▸ **The task**: Repeat the listing word for word. No pictures belong in the copy.

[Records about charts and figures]
>>
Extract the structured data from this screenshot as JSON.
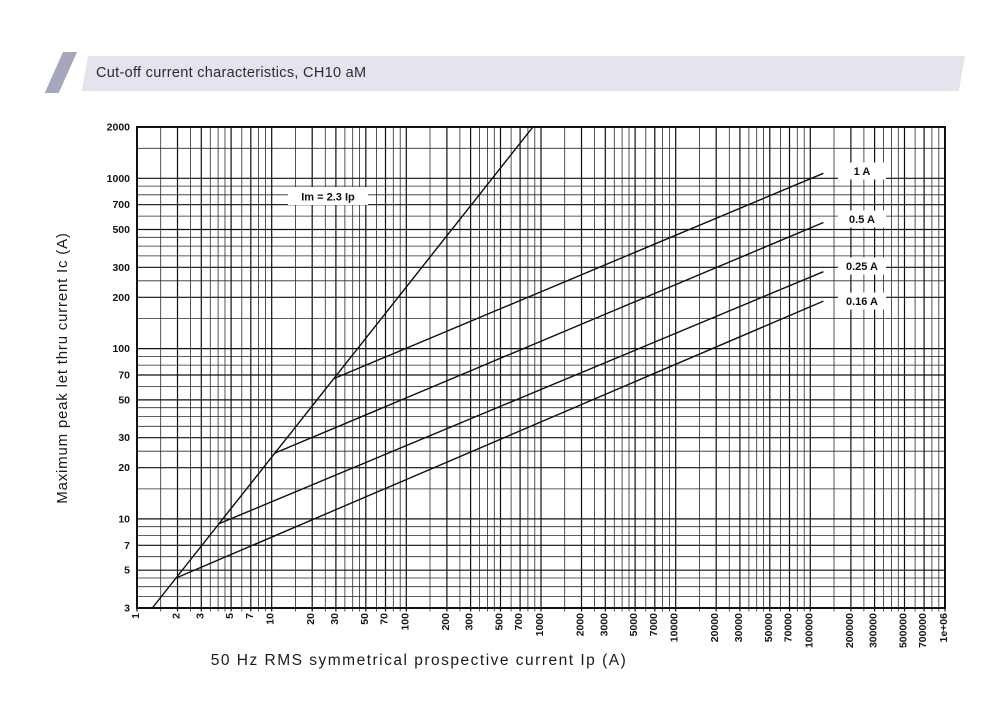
{
  "header": {
    "title": "Cut-off current characteristics, CH10 aM"
  },
  "chart_data": {
    "type": "line",
    "x_axis": {
      "label": "50 Hz RMS symmetrical prospective current Ip (A)",
      "scale": "log",
      "min": 1,
      "max": 1000000,
      "tick_labels": [
        "1",
        "2",
        "3",
        "5",
        "7",
        "10",
        "20",
        "30",
        "50",
        "70",
        "100",
        "200",
        "300",
        "500",
        "700",
        "1000",
        "2000",
        "3000",
        "5000",
        "7000",
        "10000",
        "20000",
        "30000",
        "50000",
        "70000",
        "100000",
        "200000",
        "300000",
        "500000",
        "700000",
        "1e+06"
      ]
    },
    "y_axis": {
      "label": "Maximum peak let thru current Ic (A)",
      "scale": "log",
      "min": 3,
      "max": 2000,
      "tick_labels": [
        "3",
        "5",
        "7",
        "10",
        "20",
        "30",
        "50",
        "70",
        "100",
        "200",
        "300",
        "500",
        "700",
        "1000",
        "2000"
      ]
    },
    "series": [
      {
        "name": "im-line",
        "label": "Im = 2.3 Ip",
        "points": [
          [
            1.3,
            3
          ],
          [
            870,
            2000
          ]
        ]
      },
      {
        "name": "fuse-1A",
        "label": "1 A",
        "points": [
          [
            29,
            66.7
          ],
          [
            125000,
            1070
          ]
        ]
      },
      {
        "name": "fuse-0.5A",
        "label": "0.5 A",
        "points": [
          [
            10.6,
            24.4
          ],
          [
            125000,
            550
          ]
        ]
      },
      {
        "name": "fuse-0.25A",
        "label": "0.25 A",
        "points": [
          [
            4.1,
            9.4
          ],
          [
            125000,
            283
          ]
        ]
      },
      {
        "name": "fuse-0.16A",
        "label": "0.16 A",
        "points": [
          [
            1.95,
            4.5
          ],
          [
            125000,
            190
          ]
        ]
      }
    ]
  }
}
<<
▸ **Expected output**:
Extract the structured data from this screenshot as JSON.
{
  "header": {
    "title": "Cut-off current characteristics, CH10 aM"
  },
  "chart_data": {
    "type": "line",
    "x_axis": {
      "label": "50 Hz RMS symmetrical prospective current Ip (A)",
      "scale": "log",
      "min": 1,
      "max": 1000000,
      "tick_labels": [
        "1",
        "2",
        "3",
        "5",
        "7",
        "10",
        "20",
        "30",
        "50",
        "70",
        "100",
        "200",
        "300",
        "500",
        "700",
        "1000",
        "2000",
        "3000",
        "5000",
        "7000",
        "10000",
        "20000",
        "30000",
        "50000",
        "70000",
        "100000",
        "200000",
        "300000",
        "500000",
        "700000",
        "1e+06"
      ]
    },
    "y_axis": {
      "label": "Maximum peak let thru current Ic (A)",
      "scale": "log",
      "min": 3,
      "max": 2000,
      "tick_labels": [
        "3",
        "5",
        "7",
        "10",
        "20",
        "30",
        "50",
        "70",
        "100",
        "200",
        "300",
        "500",
        "700",
        "1000",
        "2000"
      ]
    },
    "series": [
      {
        "name": "im-line",
        "label": "Im = 2.3 Ip",
        "points": [
          [
            1.3,
            3
          ],
          [
            870,
            2000
          ]
        ]
      },
      {
        "name": "fuse-1A",
        "label": "1 A",
        "points": [
          [
            29,
            66.7
          ],
          [
            125000,
            1070
          ]
        ]
      },
      {
        "name": "fuse-0.5A",
        "label": "0.5 A",
        "points": [
          [
            10.6,
            24.4
          ],
          [
            125000,
            550
          ]
        ]
      },
      {
        "name": "fuse-0.25A",
        "label": "0.25 A",
        "points": [
          [
            4.1,
            9.4
          ],
          [
            125000,
            283
          ]
        ]
      },
      {
        "name": "fuse-0.16A",
        "label": "0.16 A",
        "points": [
          [
            1.95,
            4.5
          ],
          [
            125000,
            190
          ]
        ]
      }
    ]
  }
}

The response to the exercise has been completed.